[Exercise]: Give back the lines of the records between the lines holding "chart-subtitle-node: Node: N0000047" and "y-right-tick-label: −70 bbox=[2357, 975, 2396, 997]", inclusive, with every "x-tick-label" swapped for "x-axis-tick-label" and all else unchanged. Return only those lines.

[Input rows]:
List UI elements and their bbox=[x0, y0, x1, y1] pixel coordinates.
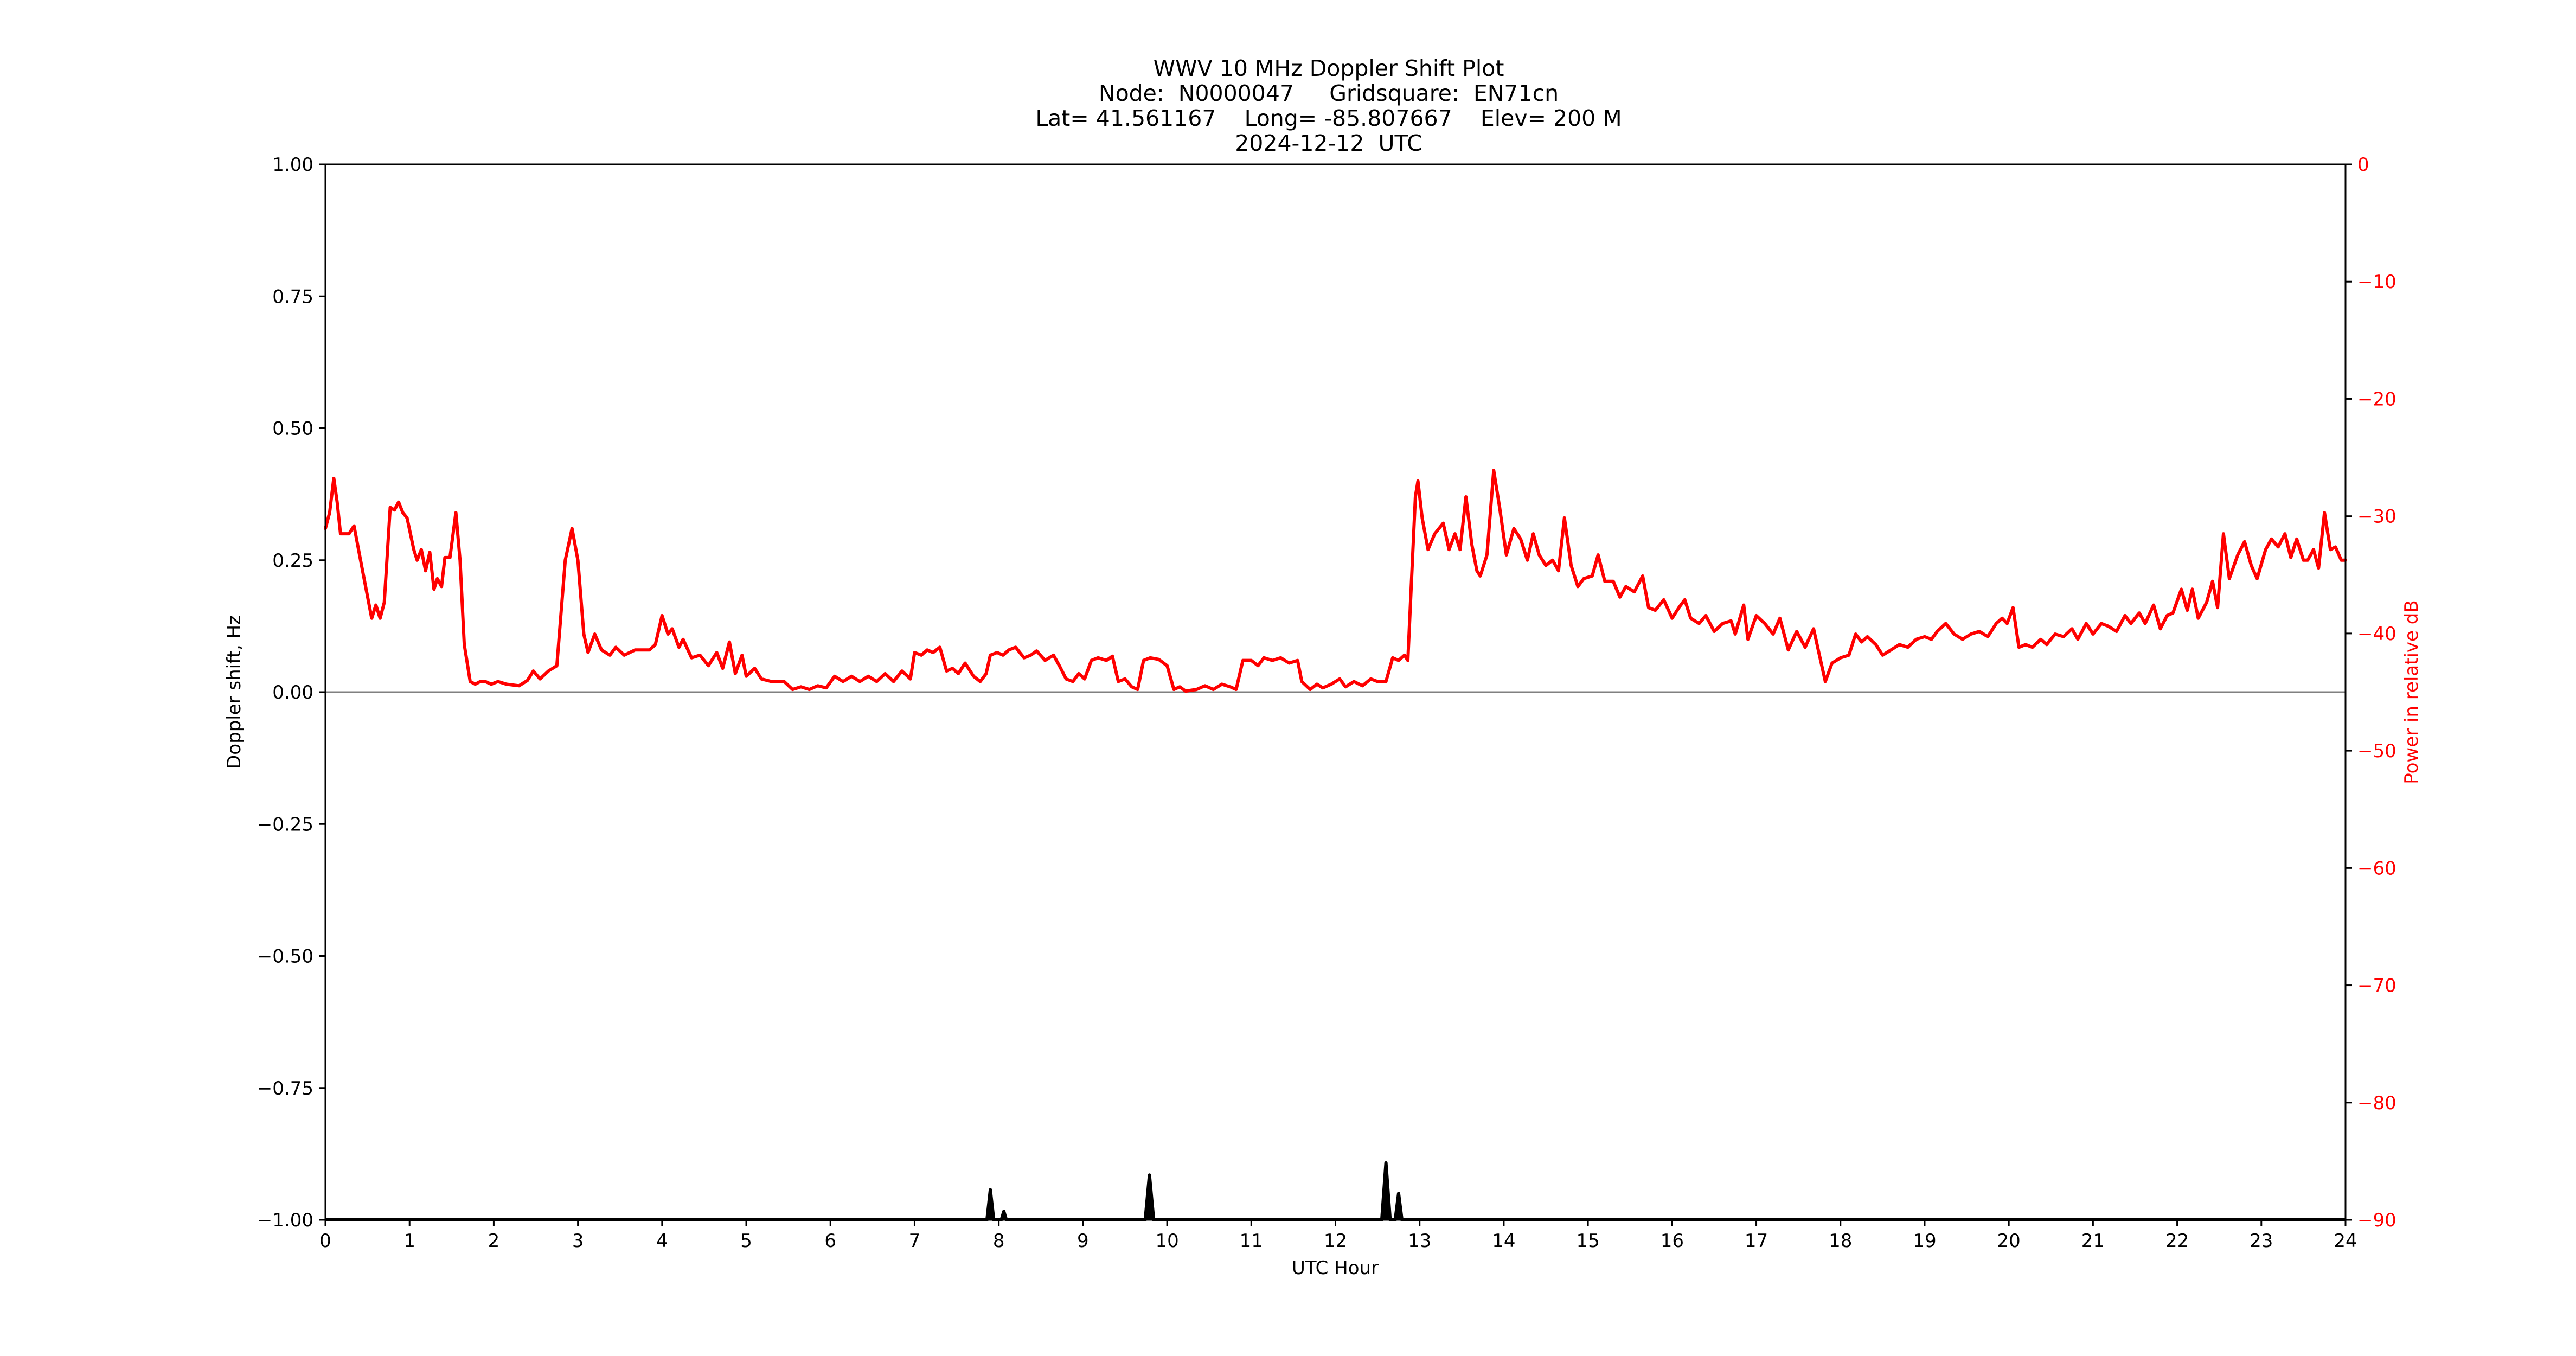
chart-subtitle-node: Node: N0000047 Gridsquare: EN71cn bbox=[1099, 80, 1559, 106]
y-right-tick-label: −20 bbox=[2357, 388, 2396, 410]
chart-subtitle-date: 2024-12-12 UTC bbox=[1235, 130, 1422, 156]
doppler-shift-line bbox=[325, 1161, 2346, 1221]
x-tick-label: 15 bbox=[1576, 1230, 1599, 1252]
x-tick-label: 23 bbox=[2250, 1230, 2273, 1252]
x-tick-label: 5 bbox=[740, 1230, 752, 1252]
y-right-tick-label: −90 bbox=[2357, 1210, 2396, 1231]
y-right-tick-label: −70 bbox=[2357, 975, 2396, 997]
y-right-tick-label: −40 bbox=[2357, 623, 2396, 645]
y-right-tick-label: −50 bbox=[2357, 740, 2396, 762]
y-right-tick-label: −10 bbox=[2357, 271, 2396, 293]
x-tick-label: 2 bbox=[488, 1230, 500, 1252]
x-axis-ticks: 0 1 2 3 4 5 6 7 8 9 10 11 12 13 14 15 16 17 18 19 20 21 22 23 24 bbox=[319, 1220, 2357, 1252]
x-axis-label: UTC Hour bbox=[1292, 1257, 1379, 1279]
y-axis-right-label: Power in relative dB bbox=[2401, 600, 2423, 784]
x-tick-label: 14 bbox=[1492, 1230, 1515, 1252]
x-tick-label: 9 bbox=[1077, 1230, 1089, 1252]
x-tick-label: 18 bbox=[1829, 1230, 1852, 1252]
x-tick-label: 3 bbox=[572, 1230, 584, 1252]
y-axis-left-label: Doppler shift, Hz bbox=[223, 615, 245, 769]
y-right-tick-label: −80 bbox=[2357, 1092, 2396, 1114]
x-tick-label: 10 bbox=[1155, 1230, 1178, 1252]
y-tick-label: 0.00 bbox=[272, 682, 313, 703]
y-axis-left-ticks: 1.00 0.75 0.50 0.25 0.00 −0.25 −0.50 −0.75 −1.00 bbox=[257, 154, 325, 1231]
chart-subtitle-location: Lat= 41.561167 Long= -85.807667 Elev= 20… bbox=[1035, 105, 1622, 131]
y-right-tick-label: 0 bbox=[2357, 154, 2369, 176]
x-tick-label: 8 bbox=[993, 1230, 1005, 1252]
chart-title-block: WWV 10 MHz Doppler Shift Plot Node: N000… bbox=[1035, 55, 1622, 156]
x-tick-label: 20 bbox=[1997, 1230, 2021, 1252]
x-tick-label: 12 bbox=[1324, 1230, 1347, 1252]
power-line bbox=[324, 469, 2347, 693]
x-tick-label: 17 bbox=[1745, 1230, 1768, 1252]
y-tick-label: −1.00 bbox=[257, 1210, 313, 1231]
y-tick-label: 0.25 bbox=[272, 550, 313, 572]
y-tick-label: 1.00 bbox=[272, 154, 313, 176]
chart-title: WWV 10 MHz Doppler Shift Plot bbox=[1154, 55, 1504, 81]
doppler-shift-series bbox=[325, 1161, 2346, 1221]
y-tick-label: −0.50 bbox=[257, 946, 313, 968]
x-tick-label: 19 bbox=[1913, 1230, 1936, 1252]
x-tick-label: 0 bbox=[319, 1230, 331, 1252]
x-tick-label: 7 bbox=[909, 1230, 921, 1252]
y-right-tick-label: −30 bbox=[2357, 506, 2396, 528]
y-right-tick-label: −60 bbox=[2357, 858, 2396, 879]
x-tick-label: 13 bbox=[1408, 1230, 1431, 1252]
y-axis-right-ticks: 0 −10 −20 −30 −40 −50 −60 −70 −80 −90 bbox=[2346, 154, 2396, 1231]
y-tick-label: 0.50 bbox=[272, 418, 313, 440]
x-tick-label: 22 bbox=[2165, 1230, 2189, 1252]
x-tick-label: 11 bbox=[1240, 1230, 1263, 1252]
x-tick-label: 16 bbox=[1661, 1230, 1684, 1252]
x-tick-label: 24 bbox=[2334, 1230, 2357, 1252]
x-tick-label: 21 bbox=[2081, 1230, 2105, 1252]
y-tick-label: 0.75 bbox=[272, 286, 313, 308]
power-series bbox=[324, 469, 2347, 693]
x-tick-label: 6 bbox=[824, 1230, 836, 1252]
y-tick-label: −0.75 bbox=[257, 1078, 313, 1099]
x-tick-label: 4 bbox=[656, 1230, 668, 1252]
y-tick-label: −0.25 bbox=[257, 814, 313, 835]
x-tick-label: 1 bbox=[403, 1230, 415, 1252]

[The result]:
chart-subtitle-node: Node: N0000047 Gridsquare: EN71cn bbox=[1099, 80, 1559, 106]
y-right-tick-label: −20 bbox=[2357, 388, 2396, 410]
chart-subtitle-date: 2024-12-12 UTC bbox=[1235, 130, 1422, 156]
doppler-shift-line bbox=[325, 1161, 2346, 1221]
x-axis-tick-label: 15 bbox=[1576, 1230, 1599, 1252]
x-axis-tick-label: 23 bbox=[2250, 1230, 2273, 1252]
x-axis-tick-label: 5 bbox=[740, 1230, 752, 1252]
y-right-tick-label: −90 bbox=[2357, 1210, 2396, 1231]
y-right-tick-label: −70 bbox=[2357, 975, 2396, 997]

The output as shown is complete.